**Exercise prompt**
Scan the data below for the string "территории". Show every line where it turns up.

**Input**
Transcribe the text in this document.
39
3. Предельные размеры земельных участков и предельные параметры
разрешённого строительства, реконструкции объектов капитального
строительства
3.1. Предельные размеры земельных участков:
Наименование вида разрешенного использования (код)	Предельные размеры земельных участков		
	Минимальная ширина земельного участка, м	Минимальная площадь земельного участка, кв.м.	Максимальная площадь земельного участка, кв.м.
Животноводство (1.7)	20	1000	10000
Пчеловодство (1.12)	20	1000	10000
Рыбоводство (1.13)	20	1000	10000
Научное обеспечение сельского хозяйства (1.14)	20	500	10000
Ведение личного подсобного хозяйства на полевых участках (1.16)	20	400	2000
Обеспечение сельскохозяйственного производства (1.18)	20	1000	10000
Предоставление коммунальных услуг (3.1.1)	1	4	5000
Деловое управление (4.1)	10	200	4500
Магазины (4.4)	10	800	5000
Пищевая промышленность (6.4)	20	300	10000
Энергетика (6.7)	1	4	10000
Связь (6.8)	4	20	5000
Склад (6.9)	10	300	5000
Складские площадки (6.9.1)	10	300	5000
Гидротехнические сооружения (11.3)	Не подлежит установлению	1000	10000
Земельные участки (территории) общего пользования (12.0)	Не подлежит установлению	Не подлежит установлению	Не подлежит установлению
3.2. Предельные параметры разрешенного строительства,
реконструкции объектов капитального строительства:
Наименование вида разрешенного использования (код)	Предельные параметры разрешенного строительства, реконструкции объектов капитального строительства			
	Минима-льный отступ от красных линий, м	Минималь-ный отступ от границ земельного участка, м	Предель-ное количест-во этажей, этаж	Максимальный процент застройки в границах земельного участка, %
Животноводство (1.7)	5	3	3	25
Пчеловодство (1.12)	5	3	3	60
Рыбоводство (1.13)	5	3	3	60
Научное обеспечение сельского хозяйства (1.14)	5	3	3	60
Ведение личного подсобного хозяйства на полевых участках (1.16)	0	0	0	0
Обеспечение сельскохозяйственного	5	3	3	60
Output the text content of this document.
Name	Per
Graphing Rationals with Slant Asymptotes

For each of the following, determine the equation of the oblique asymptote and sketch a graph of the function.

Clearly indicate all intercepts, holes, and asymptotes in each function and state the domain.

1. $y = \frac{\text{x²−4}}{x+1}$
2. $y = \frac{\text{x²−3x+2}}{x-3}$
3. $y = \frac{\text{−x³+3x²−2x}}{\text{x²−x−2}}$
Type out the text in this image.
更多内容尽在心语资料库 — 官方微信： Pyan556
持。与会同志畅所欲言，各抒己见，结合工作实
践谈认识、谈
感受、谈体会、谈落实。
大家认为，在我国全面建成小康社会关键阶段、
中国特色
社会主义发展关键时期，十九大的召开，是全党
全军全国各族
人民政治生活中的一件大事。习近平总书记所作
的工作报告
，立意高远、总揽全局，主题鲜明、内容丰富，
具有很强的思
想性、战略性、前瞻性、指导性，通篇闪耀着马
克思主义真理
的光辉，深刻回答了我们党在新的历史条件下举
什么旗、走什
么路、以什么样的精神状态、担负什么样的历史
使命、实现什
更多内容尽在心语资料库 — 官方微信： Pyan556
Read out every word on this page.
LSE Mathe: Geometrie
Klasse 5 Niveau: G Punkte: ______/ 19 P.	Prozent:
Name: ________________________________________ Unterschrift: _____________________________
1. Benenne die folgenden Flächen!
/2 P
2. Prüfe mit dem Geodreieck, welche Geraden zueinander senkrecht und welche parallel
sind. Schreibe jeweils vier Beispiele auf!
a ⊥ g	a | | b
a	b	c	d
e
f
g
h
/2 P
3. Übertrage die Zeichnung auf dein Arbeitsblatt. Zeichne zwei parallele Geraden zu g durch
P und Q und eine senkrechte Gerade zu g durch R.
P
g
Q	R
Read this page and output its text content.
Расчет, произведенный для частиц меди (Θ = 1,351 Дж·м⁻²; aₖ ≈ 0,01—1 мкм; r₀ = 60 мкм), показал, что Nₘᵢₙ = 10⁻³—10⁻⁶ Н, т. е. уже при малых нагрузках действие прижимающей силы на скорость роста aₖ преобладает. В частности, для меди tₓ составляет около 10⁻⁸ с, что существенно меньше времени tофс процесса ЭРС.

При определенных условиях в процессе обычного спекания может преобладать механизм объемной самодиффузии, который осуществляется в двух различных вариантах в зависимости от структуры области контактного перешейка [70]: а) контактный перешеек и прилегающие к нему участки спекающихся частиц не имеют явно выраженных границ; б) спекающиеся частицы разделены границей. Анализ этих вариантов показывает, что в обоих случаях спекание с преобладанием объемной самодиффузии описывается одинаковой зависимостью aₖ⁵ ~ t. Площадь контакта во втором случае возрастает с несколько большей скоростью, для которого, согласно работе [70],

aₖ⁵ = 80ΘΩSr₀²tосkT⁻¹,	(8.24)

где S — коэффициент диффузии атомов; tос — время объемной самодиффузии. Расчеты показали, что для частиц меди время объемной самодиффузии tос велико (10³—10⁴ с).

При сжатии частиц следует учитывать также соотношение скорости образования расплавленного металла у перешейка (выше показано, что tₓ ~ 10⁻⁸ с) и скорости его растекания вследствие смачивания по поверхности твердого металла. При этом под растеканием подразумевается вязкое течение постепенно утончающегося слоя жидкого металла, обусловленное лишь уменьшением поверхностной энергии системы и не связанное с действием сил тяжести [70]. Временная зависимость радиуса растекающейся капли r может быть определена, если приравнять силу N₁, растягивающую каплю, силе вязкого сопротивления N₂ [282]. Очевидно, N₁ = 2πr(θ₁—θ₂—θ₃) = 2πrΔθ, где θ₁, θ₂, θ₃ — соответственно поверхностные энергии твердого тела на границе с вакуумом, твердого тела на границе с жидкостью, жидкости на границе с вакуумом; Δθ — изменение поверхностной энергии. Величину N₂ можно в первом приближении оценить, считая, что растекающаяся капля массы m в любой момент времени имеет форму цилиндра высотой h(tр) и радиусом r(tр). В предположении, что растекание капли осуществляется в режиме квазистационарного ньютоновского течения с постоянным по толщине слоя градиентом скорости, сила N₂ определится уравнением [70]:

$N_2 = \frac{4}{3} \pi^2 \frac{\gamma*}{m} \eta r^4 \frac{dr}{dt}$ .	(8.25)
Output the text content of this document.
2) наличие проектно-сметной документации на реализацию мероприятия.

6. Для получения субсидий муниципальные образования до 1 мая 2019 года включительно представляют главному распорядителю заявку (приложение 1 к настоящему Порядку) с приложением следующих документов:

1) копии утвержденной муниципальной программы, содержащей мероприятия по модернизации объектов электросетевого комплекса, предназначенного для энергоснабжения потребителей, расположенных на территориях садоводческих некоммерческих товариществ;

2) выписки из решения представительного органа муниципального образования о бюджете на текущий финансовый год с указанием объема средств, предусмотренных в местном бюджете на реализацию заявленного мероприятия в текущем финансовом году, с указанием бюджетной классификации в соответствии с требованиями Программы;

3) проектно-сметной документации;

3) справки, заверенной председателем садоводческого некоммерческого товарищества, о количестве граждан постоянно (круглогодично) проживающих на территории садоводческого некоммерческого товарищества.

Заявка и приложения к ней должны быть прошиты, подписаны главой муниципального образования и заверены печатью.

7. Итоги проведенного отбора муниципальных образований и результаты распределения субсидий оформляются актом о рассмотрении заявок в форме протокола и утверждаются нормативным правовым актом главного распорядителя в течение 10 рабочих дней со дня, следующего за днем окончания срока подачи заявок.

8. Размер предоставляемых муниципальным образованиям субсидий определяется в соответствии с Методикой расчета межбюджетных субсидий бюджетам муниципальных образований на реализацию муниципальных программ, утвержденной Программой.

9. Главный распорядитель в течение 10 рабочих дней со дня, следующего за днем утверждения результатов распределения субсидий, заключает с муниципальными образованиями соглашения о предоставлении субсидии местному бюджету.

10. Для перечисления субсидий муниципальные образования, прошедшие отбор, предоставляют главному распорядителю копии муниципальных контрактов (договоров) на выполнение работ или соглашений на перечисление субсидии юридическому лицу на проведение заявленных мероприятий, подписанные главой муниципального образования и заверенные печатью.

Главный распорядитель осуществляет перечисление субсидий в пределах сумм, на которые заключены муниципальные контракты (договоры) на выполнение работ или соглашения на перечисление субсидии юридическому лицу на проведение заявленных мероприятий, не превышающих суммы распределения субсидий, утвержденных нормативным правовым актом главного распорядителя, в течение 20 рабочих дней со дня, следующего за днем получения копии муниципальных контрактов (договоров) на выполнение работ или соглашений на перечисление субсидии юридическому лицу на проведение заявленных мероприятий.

**Problem solution**
Земельные участки (территории) общего пользования (12.0)	Не подлежит установлению	Не подлежит установлению	Не подлежит установлению
3) справки, заверенной председателем садоводческого некоммерческого товарищества, о количестве граждан постоянно (круглогодично) проживающих на территории садоводческого некоммерческого товарищества.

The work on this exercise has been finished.